» **GOAL**
Extract each line where the string "added" shows up.

» **RECORDED INFORMATION**
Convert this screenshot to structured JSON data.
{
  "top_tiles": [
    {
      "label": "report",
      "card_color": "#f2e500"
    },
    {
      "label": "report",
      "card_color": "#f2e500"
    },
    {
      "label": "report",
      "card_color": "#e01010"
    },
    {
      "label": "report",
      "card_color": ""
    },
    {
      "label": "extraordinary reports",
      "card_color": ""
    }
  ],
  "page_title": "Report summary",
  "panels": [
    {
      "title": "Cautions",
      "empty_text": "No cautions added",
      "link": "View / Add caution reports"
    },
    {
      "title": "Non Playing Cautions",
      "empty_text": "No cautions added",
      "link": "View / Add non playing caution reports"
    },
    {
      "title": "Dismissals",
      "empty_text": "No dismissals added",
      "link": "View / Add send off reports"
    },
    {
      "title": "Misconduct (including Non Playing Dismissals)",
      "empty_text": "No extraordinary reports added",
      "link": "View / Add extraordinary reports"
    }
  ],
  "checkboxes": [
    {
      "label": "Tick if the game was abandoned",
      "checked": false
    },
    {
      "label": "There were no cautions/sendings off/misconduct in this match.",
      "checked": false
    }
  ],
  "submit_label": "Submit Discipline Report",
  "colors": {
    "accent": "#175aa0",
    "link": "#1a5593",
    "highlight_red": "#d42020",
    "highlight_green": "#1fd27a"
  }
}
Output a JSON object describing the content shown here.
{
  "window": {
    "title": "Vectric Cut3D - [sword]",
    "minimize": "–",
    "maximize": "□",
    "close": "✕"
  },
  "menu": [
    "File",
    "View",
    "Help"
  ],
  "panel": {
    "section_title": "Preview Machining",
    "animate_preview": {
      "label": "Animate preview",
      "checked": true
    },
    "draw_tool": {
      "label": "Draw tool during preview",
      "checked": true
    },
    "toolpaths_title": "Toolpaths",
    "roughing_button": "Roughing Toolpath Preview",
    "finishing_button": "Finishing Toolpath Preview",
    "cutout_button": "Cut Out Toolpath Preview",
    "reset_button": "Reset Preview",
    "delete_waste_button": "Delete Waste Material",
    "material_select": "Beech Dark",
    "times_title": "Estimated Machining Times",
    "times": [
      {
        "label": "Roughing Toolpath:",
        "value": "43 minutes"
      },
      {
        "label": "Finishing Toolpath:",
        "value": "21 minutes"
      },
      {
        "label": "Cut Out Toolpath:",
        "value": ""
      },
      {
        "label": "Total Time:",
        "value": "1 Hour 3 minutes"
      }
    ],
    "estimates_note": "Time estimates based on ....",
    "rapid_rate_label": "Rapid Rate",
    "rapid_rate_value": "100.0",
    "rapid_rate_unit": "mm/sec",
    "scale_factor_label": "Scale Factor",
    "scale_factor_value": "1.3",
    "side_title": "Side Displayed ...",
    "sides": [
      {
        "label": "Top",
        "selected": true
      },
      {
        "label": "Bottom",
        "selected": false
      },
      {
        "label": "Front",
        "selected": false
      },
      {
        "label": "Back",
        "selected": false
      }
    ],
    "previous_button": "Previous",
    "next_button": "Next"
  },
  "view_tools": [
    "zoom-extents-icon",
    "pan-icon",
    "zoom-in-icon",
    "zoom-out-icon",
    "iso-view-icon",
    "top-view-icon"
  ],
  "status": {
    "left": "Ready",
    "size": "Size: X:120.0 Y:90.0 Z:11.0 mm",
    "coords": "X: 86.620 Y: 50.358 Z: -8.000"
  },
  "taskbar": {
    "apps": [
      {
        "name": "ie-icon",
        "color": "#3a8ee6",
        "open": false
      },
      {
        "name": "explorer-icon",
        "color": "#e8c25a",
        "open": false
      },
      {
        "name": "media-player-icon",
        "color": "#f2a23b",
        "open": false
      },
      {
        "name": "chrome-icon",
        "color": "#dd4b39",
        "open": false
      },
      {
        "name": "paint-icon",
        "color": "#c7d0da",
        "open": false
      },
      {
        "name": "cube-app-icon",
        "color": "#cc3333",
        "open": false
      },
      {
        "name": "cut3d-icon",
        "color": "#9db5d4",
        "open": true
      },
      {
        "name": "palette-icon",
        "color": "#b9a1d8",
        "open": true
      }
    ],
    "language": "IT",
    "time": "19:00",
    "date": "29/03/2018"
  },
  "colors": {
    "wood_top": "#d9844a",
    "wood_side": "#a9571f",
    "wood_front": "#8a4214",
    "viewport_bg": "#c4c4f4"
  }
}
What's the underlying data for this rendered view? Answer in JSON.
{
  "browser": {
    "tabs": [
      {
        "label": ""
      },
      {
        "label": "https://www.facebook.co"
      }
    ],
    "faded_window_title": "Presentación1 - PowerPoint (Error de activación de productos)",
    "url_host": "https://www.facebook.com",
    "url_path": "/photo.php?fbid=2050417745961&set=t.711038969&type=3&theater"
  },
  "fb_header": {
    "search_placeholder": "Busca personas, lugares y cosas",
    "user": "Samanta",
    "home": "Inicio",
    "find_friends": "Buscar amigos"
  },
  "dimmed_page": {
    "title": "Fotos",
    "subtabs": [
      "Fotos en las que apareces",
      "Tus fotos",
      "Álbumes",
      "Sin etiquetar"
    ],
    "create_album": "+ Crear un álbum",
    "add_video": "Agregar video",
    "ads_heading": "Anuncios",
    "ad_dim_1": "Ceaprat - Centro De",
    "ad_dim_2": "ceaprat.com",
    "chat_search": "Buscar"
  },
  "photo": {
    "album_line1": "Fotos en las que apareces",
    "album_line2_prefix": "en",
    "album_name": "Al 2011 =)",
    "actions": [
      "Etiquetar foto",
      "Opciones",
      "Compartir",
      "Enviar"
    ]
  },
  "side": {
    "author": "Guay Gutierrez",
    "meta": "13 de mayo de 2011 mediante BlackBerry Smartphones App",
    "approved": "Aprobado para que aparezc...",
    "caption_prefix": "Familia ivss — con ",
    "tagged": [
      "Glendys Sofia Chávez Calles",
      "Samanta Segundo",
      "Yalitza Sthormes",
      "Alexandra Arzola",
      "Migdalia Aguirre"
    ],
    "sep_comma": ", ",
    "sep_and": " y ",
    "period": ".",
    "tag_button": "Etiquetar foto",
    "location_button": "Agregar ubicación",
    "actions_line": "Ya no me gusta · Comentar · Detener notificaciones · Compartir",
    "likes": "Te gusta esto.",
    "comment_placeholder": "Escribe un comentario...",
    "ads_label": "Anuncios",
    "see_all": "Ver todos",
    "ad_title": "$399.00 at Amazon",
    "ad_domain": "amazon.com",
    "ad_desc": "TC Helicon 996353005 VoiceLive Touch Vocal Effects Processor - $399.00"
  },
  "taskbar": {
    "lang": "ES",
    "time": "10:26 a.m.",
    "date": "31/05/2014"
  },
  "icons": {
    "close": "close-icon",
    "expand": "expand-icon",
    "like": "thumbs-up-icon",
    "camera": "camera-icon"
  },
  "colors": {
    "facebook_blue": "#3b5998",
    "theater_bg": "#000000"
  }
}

» **THE SOLUTION**
      "empty_text": "No cautions added",
      "empty_text": "No cautions added",
      "empty_text": "No dismissals added",
      "empty_text": "No extraordinary reports added",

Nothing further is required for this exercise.